• _Instructions for the task_
All of the records below should be output exactly.

• _Dataset content_

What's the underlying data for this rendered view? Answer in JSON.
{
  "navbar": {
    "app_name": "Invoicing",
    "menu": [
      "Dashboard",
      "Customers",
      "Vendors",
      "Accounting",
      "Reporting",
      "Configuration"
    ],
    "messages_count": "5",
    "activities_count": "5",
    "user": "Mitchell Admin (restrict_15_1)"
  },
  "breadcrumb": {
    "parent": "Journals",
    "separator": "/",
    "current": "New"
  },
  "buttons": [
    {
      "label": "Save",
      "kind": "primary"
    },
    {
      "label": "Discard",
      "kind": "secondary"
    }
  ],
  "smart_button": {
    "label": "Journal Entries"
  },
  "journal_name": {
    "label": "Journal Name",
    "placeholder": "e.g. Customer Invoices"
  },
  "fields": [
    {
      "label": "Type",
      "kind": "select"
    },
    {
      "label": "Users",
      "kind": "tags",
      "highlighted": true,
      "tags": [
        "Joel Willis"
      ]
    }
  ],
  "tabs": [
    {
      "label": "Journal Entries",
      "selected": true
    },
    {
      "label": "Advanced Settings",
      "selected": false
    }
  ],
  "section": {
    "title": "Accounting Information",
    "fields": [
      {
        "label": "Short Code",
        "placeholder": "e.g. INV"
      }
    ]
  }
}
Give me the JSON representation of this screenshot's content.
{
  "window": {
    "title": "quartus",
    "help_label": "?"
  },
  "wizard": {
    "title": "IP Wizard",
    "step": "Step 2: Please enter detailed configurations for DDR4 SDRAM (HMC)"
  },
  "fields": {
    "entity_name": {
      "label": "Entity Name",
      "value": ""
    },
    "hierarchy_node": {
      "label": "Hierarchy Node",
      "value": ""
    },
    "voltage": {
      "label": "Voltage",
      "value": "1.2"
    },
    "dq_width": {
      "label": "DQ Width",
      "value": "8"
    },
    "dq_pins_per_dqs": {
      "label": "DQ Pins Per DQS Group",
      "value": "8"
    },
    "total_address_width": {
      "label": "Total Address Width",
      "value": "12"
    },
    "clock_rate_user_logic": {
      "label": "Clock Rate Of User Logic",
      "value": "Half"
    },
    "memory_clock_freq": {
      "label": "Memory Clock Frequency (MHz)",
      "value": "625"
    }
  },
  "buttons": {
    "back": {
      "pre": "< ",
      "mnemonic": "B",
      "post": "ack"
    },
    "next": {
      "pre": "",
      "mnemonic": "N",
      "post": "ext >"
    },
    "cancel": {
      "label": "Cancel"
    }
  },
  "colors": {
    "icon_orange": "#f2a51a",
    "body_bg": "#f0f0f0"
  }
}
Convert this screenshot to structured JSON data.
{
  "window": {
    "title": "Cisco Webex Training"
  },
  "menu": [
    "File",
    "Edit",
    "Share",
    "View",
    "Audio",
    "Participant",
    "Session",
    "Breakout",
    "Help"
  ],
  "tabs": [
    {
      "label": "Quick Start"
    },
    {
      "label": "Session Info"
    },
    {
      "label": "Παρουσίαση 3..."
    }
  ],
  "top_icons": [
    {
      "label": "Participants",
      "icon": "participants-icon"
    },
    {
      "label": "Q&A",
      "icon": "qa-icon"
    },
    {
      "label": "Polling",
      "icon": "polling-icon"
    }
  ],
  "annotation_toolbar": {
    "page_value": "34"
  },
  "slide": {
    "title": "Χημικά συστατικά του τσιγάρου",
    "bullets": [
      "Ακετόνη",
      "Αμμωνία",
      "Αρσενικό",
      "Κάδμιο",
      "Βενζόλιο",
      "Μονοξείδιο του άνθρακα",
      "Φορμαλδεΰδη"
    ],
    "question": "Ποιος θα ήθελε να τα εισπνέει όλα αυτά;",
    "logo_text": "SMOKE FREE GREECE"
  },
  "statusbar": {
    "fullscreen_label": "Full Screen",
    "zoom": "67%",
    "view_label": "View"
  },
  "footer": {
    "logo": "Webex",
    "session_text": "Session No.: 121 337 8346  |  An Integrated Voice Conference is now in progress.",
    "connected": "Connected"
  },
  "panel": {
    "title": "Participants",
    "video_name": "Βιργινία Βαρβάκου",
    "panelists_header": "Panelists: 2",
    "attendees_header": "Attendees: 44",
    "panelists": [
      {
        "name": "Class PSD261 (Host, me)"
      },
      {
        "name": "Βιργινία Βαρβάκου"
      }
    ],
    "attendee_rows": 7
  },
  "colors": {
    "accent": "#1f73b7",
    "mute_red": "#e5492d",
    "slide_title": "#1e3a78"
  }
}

• _Solved problem_
What's the underlying data for this rendered view? Answer in JSON.
{
  "navbar": {
    "app_name": "Invoicing",
    "menu": [
      "Dashboard",
      "Customers",
      "Vendors",
      "Accounting",
      "Reporting",
      "Configuration"
    ],
    "messages_count": "5",
    "activities_count": "5",
    "user": "Mitchell Admin (restrict_15_1)"
  },
  "breadcrumb": {
    "parent": "Journals",
    "separator": "/",
    "current": "New"
  },
  "buttons": [
    {
      "label": "Save",
      "kind": "primary"
    },
    {
      "label": "Discard",
      "kind": "secondary"
    }
  ],
  "smart_button": {
    "label": "Journal Entries"
  },
  "journal_name": {
    "label": "Journal Name",
    "placeholder": "e.g. Customer Invoices"
  },
  "fields": [
    {
      "label": "Type",
      "kind": "select"
    },
    {
      "label": "Users",
      "kind": "tags",
      "highlighted": true,
      "tags": [
        "Joel Willis"
      ]
    }
  ],
  "tabs": [
    {
      "label": "Journal Entries",
      "selected": true
    },
    {
      "label": "Advanced Settings",
      "selected": false
    }
  ],
  "section": {
    "title": "Accounting Information",
    "fields": [
      {
        "label": "Short Code",
        "placeholder": "e.g. INV"
      }
    ]
  }
}
Give me the JSON representation of this screenshot's content.
{
  "window": {
    "title": "quartus",
    "help_label": "?"
  },
  "wizard": {
    "title": "IP Wizard",
    "step": "Step 2: Please enter detailed configurations for DDR4 SDRAM (HMC)"
  },
  "fields": {
    "entity_name": {
      "label": "Entity Name",
      "value": ""
    },
    "hierarchy_node": {
      "label": "Hierarchy Node",
      "value": ""
    },
    "voltage": {
      "label": "Voltage",
      "value": "1.2"
    },
    "dq_width": {
      "label": "DQ Width",
      "value": "8"
    },
    "dq_pins_per_dqs": {
      "label": "DQ Pins Per DQS Group",
      "value": "8"
    },
    "total_address_width": {
      "label": "Total Address Width",
      "value": "12"
    },
    "clock_rate_user_logic": {
      "label": "Clock Rate Of User Logic",
      "value": "Half"
    },
    "memory_clock_freq": {
      "label": "Memory Clock Frequency (MHz)",
      "value": "625"
    }
  },
  "buttons": {
    "back": {
      "pre": "< ",
      "mnemonic": "B",
      "post": "ack"
    },
    "next": {
      "pre": "",
      "mnemonic": "N",
      "post": "ext >"
    },
    "cancel": {
      "label": "Cancel"
    }
  },
  "colors": {
    "icon_orange": "#f2a51a",
    "body_bg": "#f0f0f0"
  }
}
Convert this screenshot to structured JSON data.
{
  "window": {
    "title": "Cisco Webex Training"
  },
  "menu": [
    "File",
    "Edit",
    "Share",
    "View",
    "Audio",
    "Participant",
    "Session",
    "Breakout",
    "Help"
  ],
  "tabs": [
    {
      "label": "Quick Start"
    },
    {
      "label": "Session Info"
    },
    {
      "label": "Παρουσίαση 3..."
    }
  ],
  "top_icons": [
    {
      "label": "Participants",
      "icon": "participants-icon"
    },
    {
      "label": "Q&A",
      "icon": "qa-icon"
    },
    {
      "label": "Polling",
      "icon": "polling-icon"
    }
  ],
  "annotation_toolbar": {
    "page_value": "34"
  },
  "slide": {
    "title": "Χημικά συστατικά του τσιγάρου",
    "bullets": [
      "Ακετόνη",
      "Αμμωνία",
      "Αρσενικό",
      "Κάδμιο",
      "Βενζόλιο",
      "Μονοξείδιο του άνθρακα",
      "Φορμαλδεΰδη"
    ],
    "question": "Ποιος θα ήθελε να τα εισπνέει όλα αυτά;",
    "logo_text": "SMOKE FREE GREECE"
  },
  "statusbar": {
    "fullscreen_label": "Full Screen",
    "zoom": "67%",
    "view_label": "View"
  },
  "footer": {
    "logo": "Webex",
    "session_text": "Session No.: 121 337 8346  |  An Integrated Voice Conference is now in progress.",
    "connected": "Connected"
  },
  "panel": {
    "title": "Participants",
    "video_name": "Βιργινία Βαρβάκου",
    "panelists_header": "Panelists: 2",
    "attendees_header": "Attendees: 44",
    "panelists": [
      {
        "name": "Class PSD261 (Host, me)"
      },
      {
        "name": "Βιργινία Βαρβάκου"
      }
    ],
    "attendee_rows": 7
  },
  "colors": {
    "accent": "#1f73b7",
    "mute_red": "#e5492d",
    "slide_title": "#1e3a78"
  }
}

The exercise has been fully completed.